**Exercise aim**
Hunt for the word "компьютер" across the entries below, copying each line that holds it.

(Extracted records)
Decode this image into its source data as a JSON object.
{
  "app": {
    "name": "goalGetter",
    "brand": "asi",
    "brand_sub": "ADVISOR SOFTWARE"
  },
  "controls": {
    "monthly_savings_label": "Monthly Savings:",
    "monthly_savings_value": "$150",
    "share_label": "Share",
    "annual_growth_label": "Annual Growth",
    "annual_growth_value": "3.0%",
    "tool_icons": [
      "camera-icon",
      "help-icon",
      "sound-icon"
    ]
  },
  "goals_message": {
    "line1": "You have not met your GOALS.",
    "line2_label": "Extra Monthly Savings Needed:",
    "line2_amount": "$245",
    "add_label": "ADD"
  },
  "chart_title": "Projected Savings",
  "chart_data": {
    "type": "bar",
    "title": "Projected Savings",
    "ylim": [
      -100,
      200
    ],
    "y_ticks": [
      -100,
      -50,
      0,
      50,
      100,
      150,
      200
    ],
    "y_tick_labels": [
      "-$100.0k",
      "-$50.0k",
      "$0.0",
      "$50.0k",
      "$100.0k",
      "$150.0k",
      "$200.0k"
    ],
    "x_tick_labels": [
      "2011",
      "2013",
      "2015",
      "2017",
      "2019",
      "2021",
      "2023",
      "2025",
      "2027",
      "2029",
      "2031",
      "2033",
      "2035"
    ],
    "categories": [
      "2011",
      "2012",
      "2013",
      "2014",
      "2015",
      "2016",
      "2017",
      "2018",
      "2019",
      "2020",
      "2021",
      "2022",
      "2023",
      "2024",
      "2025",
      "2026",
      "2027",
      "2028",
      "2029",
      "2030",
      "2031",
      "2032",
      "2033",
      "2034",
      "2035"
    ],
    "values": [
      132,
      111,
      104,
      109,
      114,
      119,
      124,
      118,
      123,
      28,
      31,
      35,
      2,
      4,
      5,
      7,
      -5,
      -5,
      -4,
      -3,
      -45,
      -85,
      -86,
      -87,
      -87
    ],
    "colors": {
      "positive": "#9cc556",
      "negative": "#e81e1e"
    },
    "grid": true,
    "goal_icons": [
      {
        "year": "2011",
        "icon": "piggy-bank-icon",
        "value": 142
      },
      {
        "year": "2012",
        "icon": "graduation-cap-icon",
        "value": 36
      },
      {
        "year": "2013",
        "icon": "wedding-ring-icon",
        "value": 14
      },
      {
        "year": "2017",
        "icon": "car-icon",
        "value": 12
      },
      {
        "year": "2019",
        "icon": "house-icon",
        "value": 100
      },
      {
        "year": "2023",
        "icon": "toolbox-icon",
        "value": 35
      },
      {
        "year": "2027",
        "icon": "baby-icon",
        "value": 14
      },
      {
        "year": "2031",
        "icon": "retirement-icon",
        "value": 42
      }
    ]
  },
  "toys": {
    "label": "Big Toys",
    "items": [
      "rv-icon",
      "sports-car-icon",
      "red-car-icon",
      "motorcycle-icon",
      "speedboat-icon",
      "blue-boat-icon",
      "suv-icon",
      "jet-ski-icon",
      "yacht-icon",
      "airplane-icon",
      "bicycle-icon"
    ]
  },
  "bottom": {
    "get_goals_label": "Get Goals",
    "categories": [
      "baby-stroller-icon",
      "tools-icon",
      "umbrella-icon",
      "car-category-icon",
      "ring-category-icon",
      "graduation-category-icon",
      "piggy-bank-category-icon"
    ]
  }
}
--
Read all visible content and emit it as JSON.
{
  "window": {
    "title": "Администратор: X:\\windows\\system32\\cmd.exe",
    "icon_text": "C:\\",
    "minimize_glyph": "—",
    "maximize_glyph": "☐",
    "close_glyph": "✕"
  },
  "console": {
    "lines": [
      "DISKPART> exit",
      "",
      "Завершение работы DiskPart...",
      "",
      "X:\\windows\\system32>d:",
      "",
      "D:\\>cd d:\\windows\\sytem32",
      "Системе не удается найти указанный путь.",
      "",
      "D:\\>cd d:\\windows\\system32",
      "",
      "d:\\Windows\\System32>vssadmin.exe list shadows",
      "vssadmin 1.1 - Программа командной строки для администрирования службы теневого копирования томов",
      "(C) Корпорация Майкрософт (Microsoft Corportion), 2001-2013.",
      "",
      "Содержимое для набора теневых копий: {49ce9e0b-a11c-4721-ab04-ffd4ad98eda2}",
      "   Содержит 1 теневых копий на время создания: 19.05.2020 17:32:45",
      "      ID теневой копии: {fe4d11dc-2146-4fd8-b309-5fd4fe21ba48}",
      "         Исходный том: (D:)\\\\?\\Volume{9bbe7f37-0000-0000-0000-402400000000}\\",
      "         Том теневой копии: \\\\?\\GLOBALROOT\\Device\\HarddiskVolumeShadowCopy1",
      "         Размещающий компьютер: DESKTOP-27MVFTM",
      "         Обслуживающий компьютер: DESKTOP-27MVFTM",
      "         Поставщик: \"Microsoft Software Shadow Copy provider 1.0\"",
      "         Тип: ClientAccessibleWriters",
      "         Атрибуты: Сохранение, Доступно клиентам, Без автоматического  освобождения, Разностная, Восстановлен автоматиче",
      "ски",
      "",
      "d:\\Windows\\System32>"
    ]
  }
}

**Finished answer**
      "         Размещающий компьютер: DESKTOP-27MVFTM",
      "         Обслуживающий компьютер: DESKTOP-27MVFTM",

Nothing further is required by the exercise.